* **THE PROBLEM**
Records follow. Select each line holding "bias".

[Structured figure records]

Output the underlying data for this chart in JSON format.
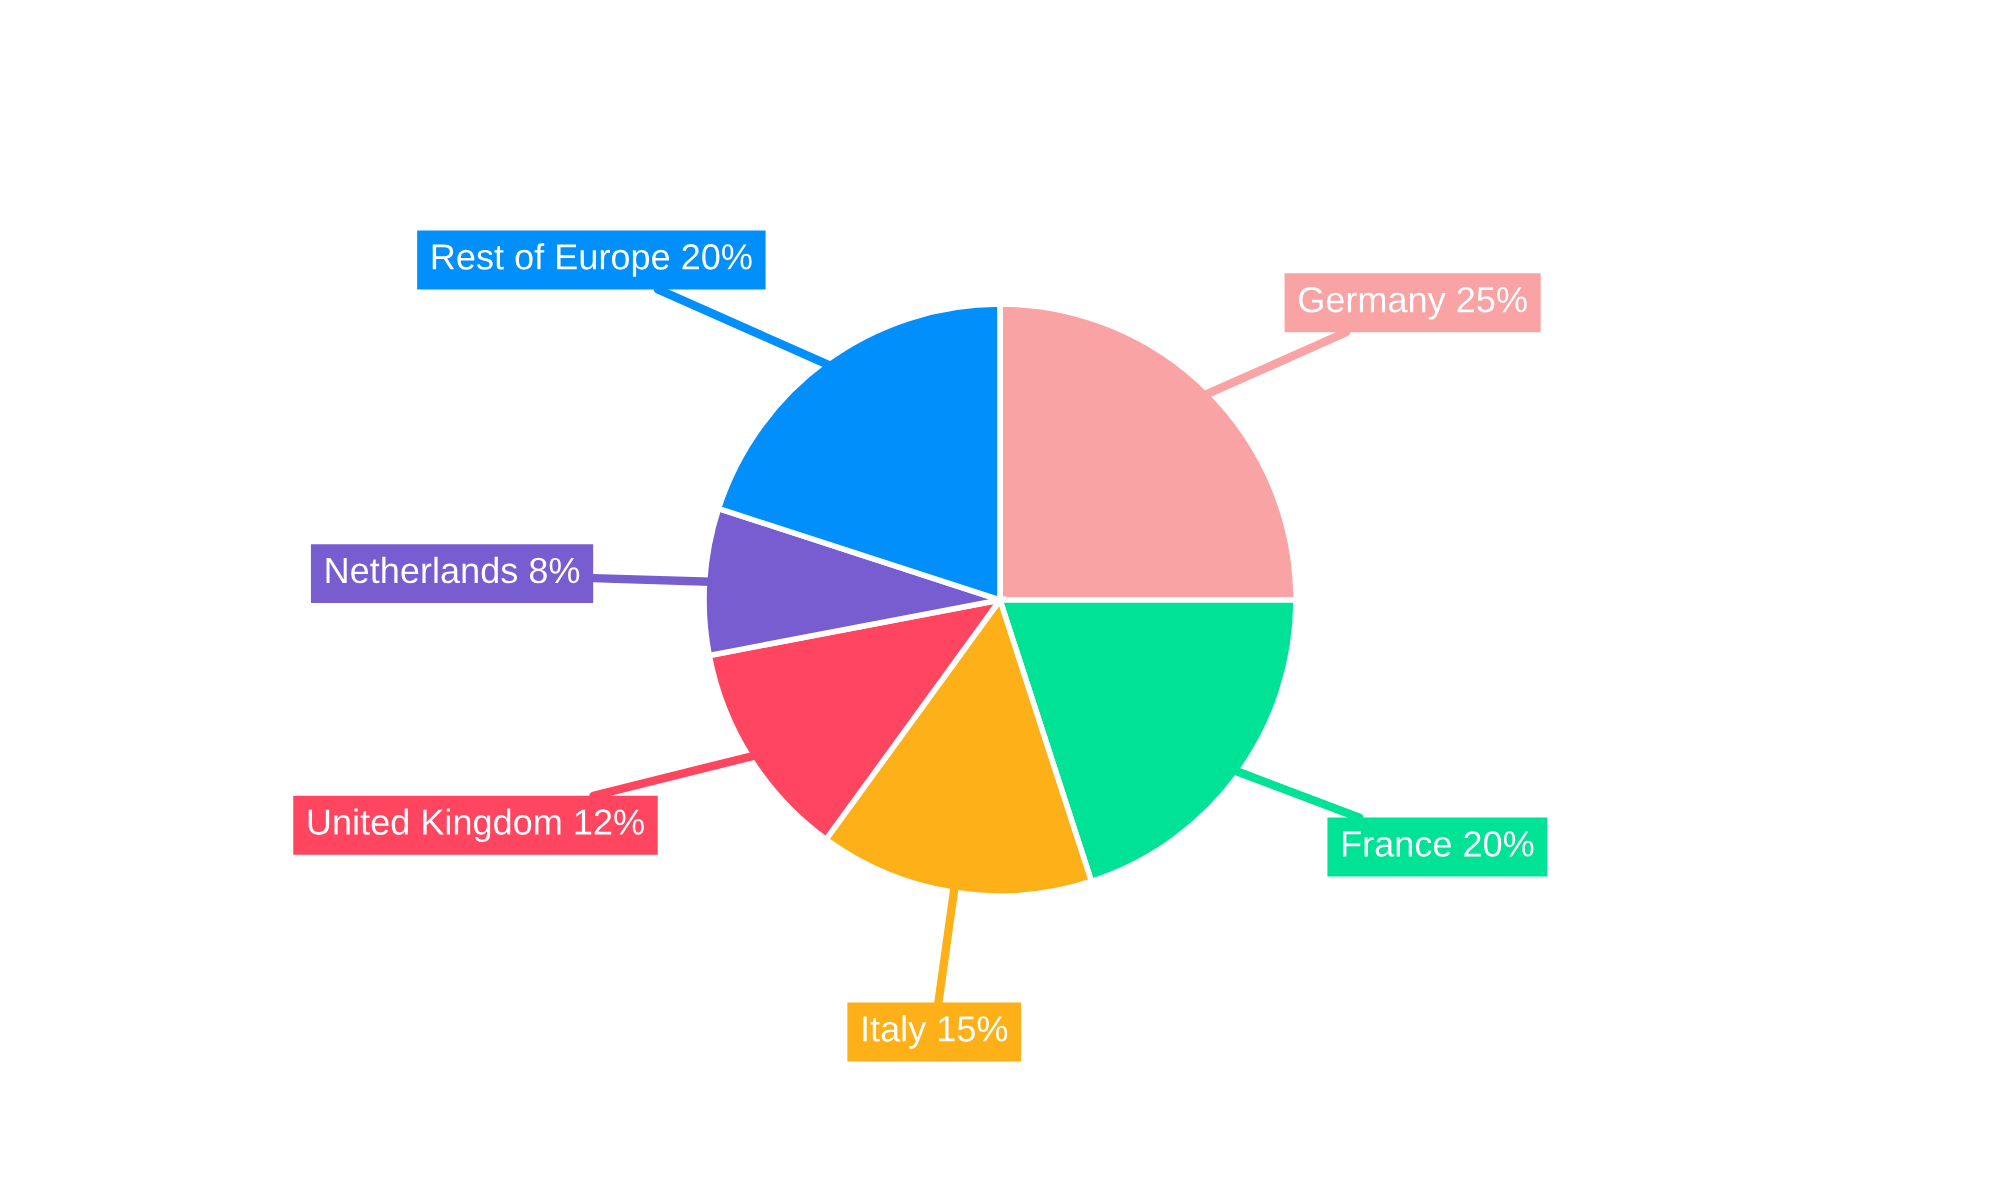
{
  "chart_data": {
    "type": "pie",
    "categories": [
      "Germany",
      "France",
      "Italy",
      "United Kingdom",
      "Netherlands",
      "Rest of Europe"
    ],
    "values": [
      25,
      20,
      15,
      12,
      8,
      20
    ],
    "value_labels": [
      "25%",
      "20%",
      "15%",
      "12%",
      "8%",
      "20%"
    ],
    "colors": [
      "#f9a3a4",
      "#00e396",
      "#feb019",
      "#ff4560",
      "#775dd0",
      "#008ffb"
    ],
    "legend": false
  }
}
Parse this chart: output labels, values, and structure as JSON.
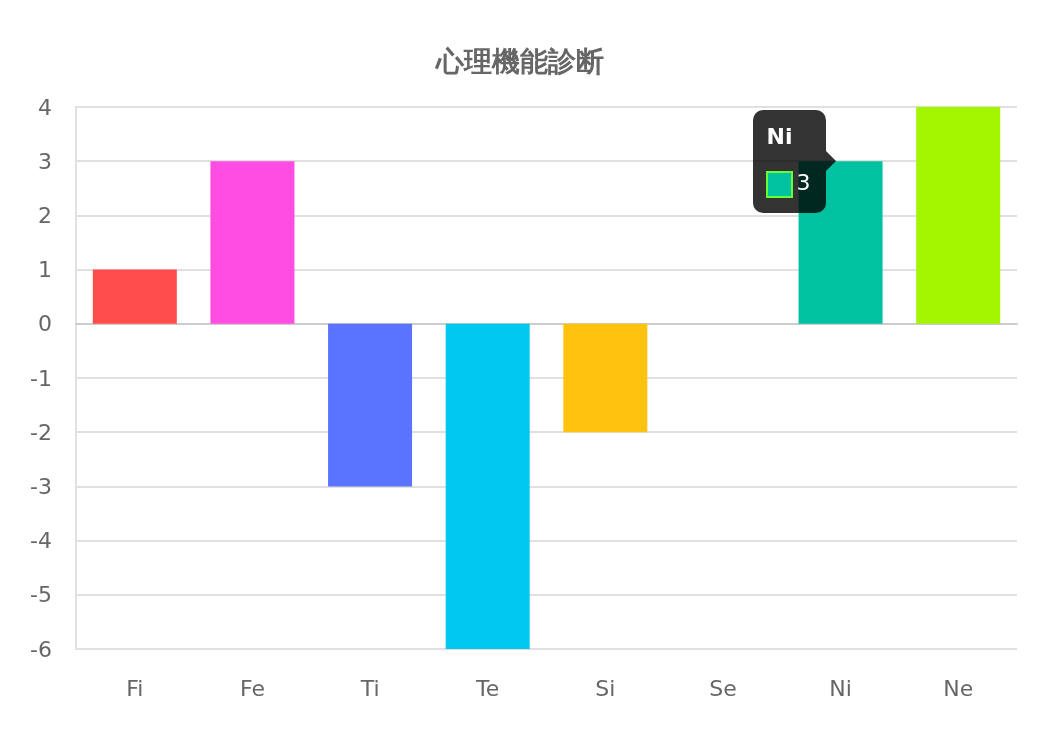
{
  "chart_data": {
    "type": "bar",
    "title": "心理機能診断",
    "categories": [
      "Fi",
      "Fe",
      "Ti",
      "Te",
      "Si",
      "Se",
      "Ni",
      "Ne"
    ],
    "values": [
      1,
      3,
      -3,
      -6,
      -2,
      0,
      3,
      4
    ],
    "colors": [
      "#ff4c4c",
      "#ff4de3",
      "#5b74ff",
      "#00c8f0",
      "#ffc20e",
      "#cccccc",
      "#00c2a0",
      "#a3f500"
    ],
    "value_labels": [
      null,
      null,
      null,
      null,
      null,
      null,
      "3",
      null
    ],
    "ylim": [
      -6,
      4
    ],
    "yticks": [
      -6,
      -5,
      -4,
      -3,
      -2,
      -1,
      0,
      1,
      2,
      3,
      4
    ],
    "grid": "y",
    "annotations": [
      {
        "text": "Ni",
        "x": "Ni",
        "y": 3
      }
    ]
  }
}
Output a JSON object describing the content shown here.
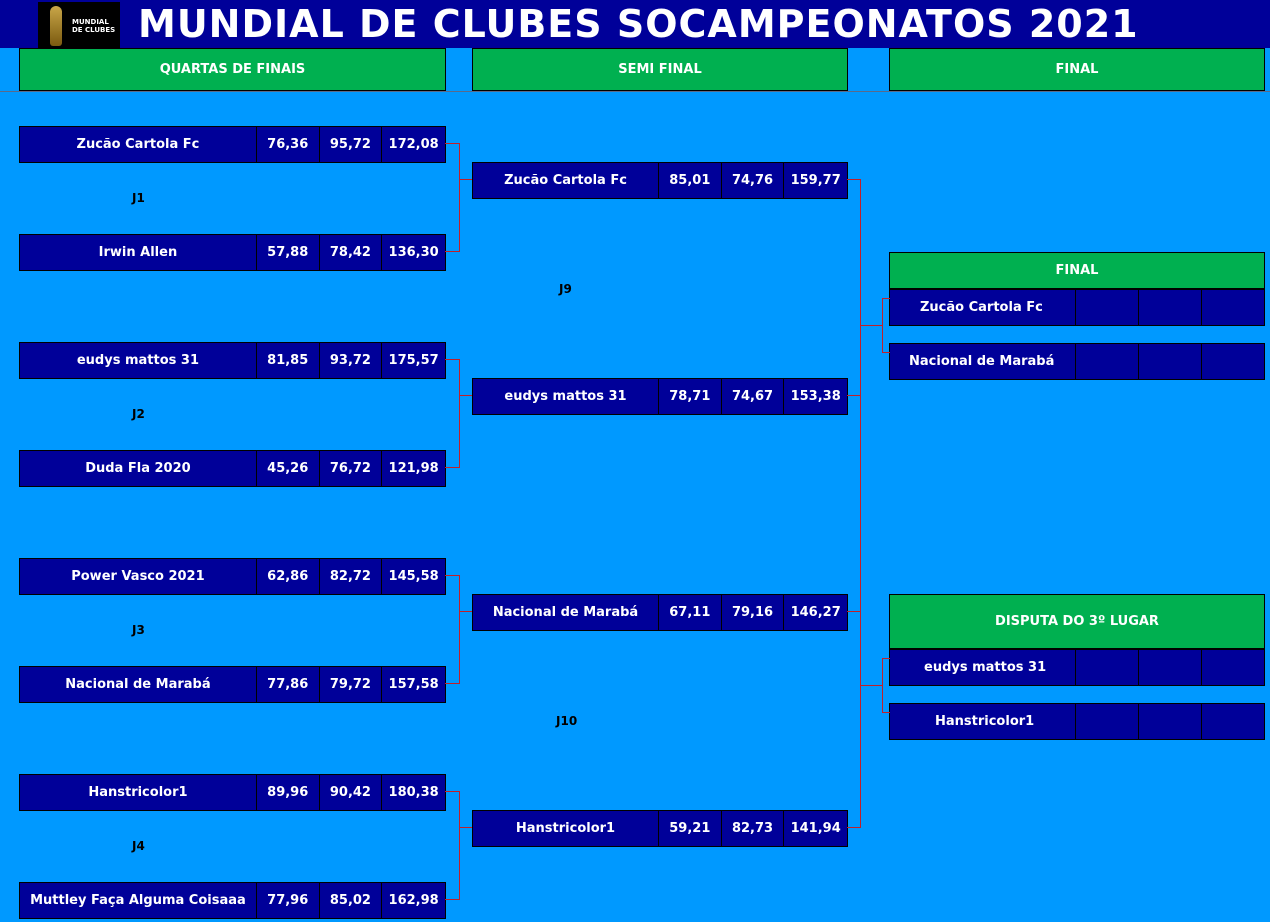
{
  "header": {
    "title": "MUNDIAL DE CLUBES SOCAMPEONATOS  2021",
    "logo_text": "MUNDIAL DE CLUBES"
  },
  "columns": {
    "quarters": "QUARTAS DE FINAIS",
    "semis": "SEMI FINAL",
    "final": "FINAL"
  },
  "quarters": [
    {
      "label": "J1",
      "teams": [
        {
          "name": "Zucão Cartola Fc",
          "s1": "76,36",
          "s2": "95,72",
          "total": "172,08"
        },
        {
          "name": "Irwin Allen",
          "s1": "57,88",
          "s2": "78,42",
          "total": "136,30"
        }
      ]
    },
    {
      "label": "J2",
      "teams": [
        {
          "name": "eudys mattos 31",
          "s1": "81,85",
          "s2": "93,72",
          "total": "175,57"
        },
        {
          "name": "Duda Fla 2020",
          "s1": "45,26",
          "s2": "76,72",
          "total": "121,98"
        }
      ]
    },
    {
      "label": "J3",
      "teams": [
        {
          "name": "Power Vasco 2021",
          "s1": "62,86",
          "s2": "82,72",
          "total": "145,58"
        },
        {
          "name": "Nacional de Marabá",
          "s1": "77,86",
          "s2": "79,72",
          "total": "157,58"
        }
      ]
    },
    {
      "label": "J4",
      "teams": [
        {
          "name": "Hanstricolor1",
          "s1": "89,96",
          "s2": "90,42",
          "total": "180,38"
        },
        {
          "name": "Muttley Faça Alguma Coisaaa",
          "s1": "77,96",
          "s2": "85,02",
          "total": "162,98"
        }
      ]
    }
  ],
  "semis": [
    {
      "label": "J9",
      "teams": [
        {
          "name": "Zucão Cartola Fc",
          "s1": "85,01",
          "s2": "74,76",
          "total": "159,77"
        },
        {
          "name": "eudys mattos 31",
          "s1": "78,71",
          "s2": "74,67",
          "total": "153,38"
        }
      ]
    },
    {
      "label": "J10",
      "teams": [
        {
          "name": "Nacional de Marabá",
          "s1": "67,11",
          "s2": "79,16",
          "total": "146,27"
        },
        {
          "name": "Hanstricolor1",
          "s1": "59,21",
          "s2": "82,73",
          "total": "141,94"
        }
      ]
    }
  ],
  "final": {
    "title": "FINAL",
    "teams": [
      {
        "name": "Zucão Cartola Fc"
      },
      {
        "name": "Nacional de Marabá"
      }
    ]
  },
  "third": {
    "title": "DISPUTA DO 3º LUGAR",
    "teams": [
      {
        "name": "eudys mattos 31"
      },
      {
        "name": "Hanstricolor1"
      }
    ]
  }
}
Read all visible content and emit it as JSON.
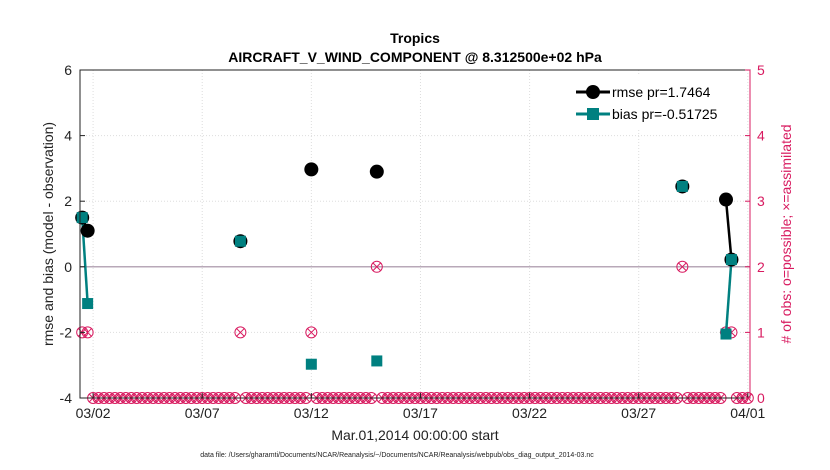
{
  "chart_data": {
    "type": "line",
    "title": "Tropics",
    "subtitle": "AIRCRAFT_V_WIND_COMPONENT @ 8.312500e+02 hPa",
    "xlabel": "Mar.01,2014 00:00:00 start",
    "ylabel": "rmse and bias (model - observation)",
    "ylabel_right": "# of obs: o=possible; ×=assimilated",
    "xlim": [
      1.4,
      32.1
    ],
    "ylim": [
      -4,
      6
    ],
    "ylim_right": [
      0,
      5
    ],
    "x_ticks": [
      2,
      7,
      12,
      17,
      22,
      27,
      32
    ],
    "x_tick_labels": [
      "03/02",
      "03/07",
      "03/12",
      "03/17",
      "03/22",
      "03/27",
      "04/01"
    ],
    "y_ticks": [
      -4,
      -2,
      0,
      2,
      4,
      6
    ],
    "y_tick_labels": [
      "-4",
      "-2",
      "0",
      "2",
      "4",
      "6"
    ],
    "y_ticks_right": [
      0,
      1,
      2,
      3,
      4,
      5
    ],
    "y_tick_labels_right": [
      "0",
      "1",
      "2",
      "3",
      "4",
      "5"
    ],
    "grid": true,
    "legend_position": "top-right",
    "series": [
      {
        "name": "rmse pr=1.7464",
        "color": "#000000",
        "marker": "circle",
        "points": [
          {
            "x": 1.5,
            "y": 1.5,
            "segment": 0
          },
          {
            "x": 1.75,
            "y": 1.1,
            "segment": 0
          },
          {
            "x": 8.75,
            "y": 0.78,
            "segment": 1
          },
          {
            "x": 12.0,
            "y": 2.97,
            "segment": 2
          },
          {
            "x": 15.0,
            "y": 2.9,
            "segment": 3
          },
          {
            "x": 29.0,
            "y": 2.45,
            "segment": 4
          },
          {
            "x": 31.0,
            "y": 2.05,
            "segment": 5
          },
          {
            "x": 31.25,
            "y": 0.22,
            "segment": 5
          }
        ]
      },
      {
        "name": "bias pr=-0.51725",
        "color": "#008080",
        "marker": "square",
        "points": [
          {
            "x": 1.5,
            "y": 1.5,
            "segment": 0
          },
          {
            "x": 1.75,
            "y": -1.12,
            "segment": 0
          },
          {
            "x": 8.75,
            "y": 0.78,
            "segment": 1
          },
          {
            "x": 12.0,
            "y": -2.97,
            "segment": 2
          },
          {
            "x": 15.0,
            "y": -2.87,
            "segment": 3
          },
          {
            "x": 29.0,
            "y": 2.45,
            "segment": 4
          },
          {
            "x": 31.0,
            "y": -2.05,
            "segment": 5
          },
          {
            "x": 31.25,
            "y": 0.22,
            "segment": 5
          }
        ]
      }
    ],
    "obs_counts": {
      "color": "#d81b60",
      "start": 1.5,
      "step": 0.25,
      "end": 32.0,
      "default_count": 0,
      "nonzero": [
        {
          "x": 1.5,
          "count": 1
        },
        {
          "x": 1.75,
          "count": 1
        },
        {
          "x": 8.75,
          "count": 1
        },
        {
          "x": 12.0,
          "count": 1
        },
        {
          "x": 15.0,
          "count": 2
        },
        {
          "x": 29.0,
          "count": 2
        },
        {
          "x": 31.0,
          "count": 1
        },
        {
          "x": 31.25,
          "count": 1
        }
      ]
    }
  },
  "footer": {
    "text": "data file: /Users/gharamti/Documents/NCAR/Reanalysis/~/Documents/NCAR/Reanalysis/webpub/obs_diag_output_2014-03.nc"
  }
}
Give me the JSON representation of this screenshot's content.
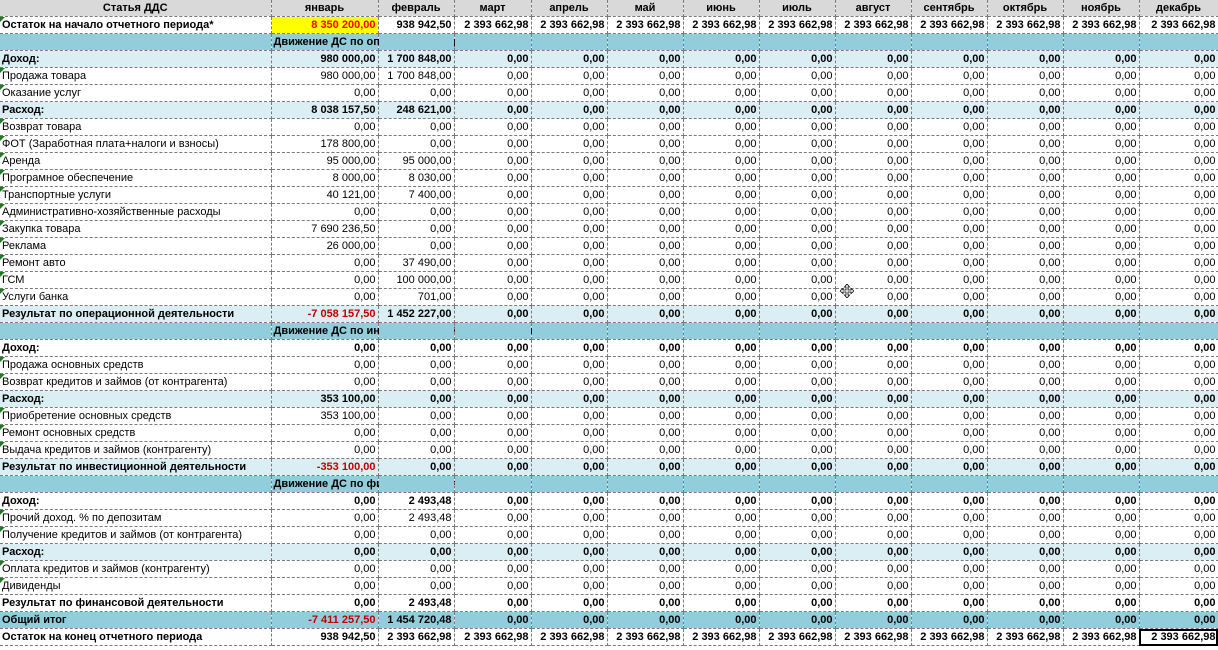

* **THE COMPLETED TASK**
    "ylabel": "rmse and bias (model - observation)",
        "name": "bias pr=-0.51725",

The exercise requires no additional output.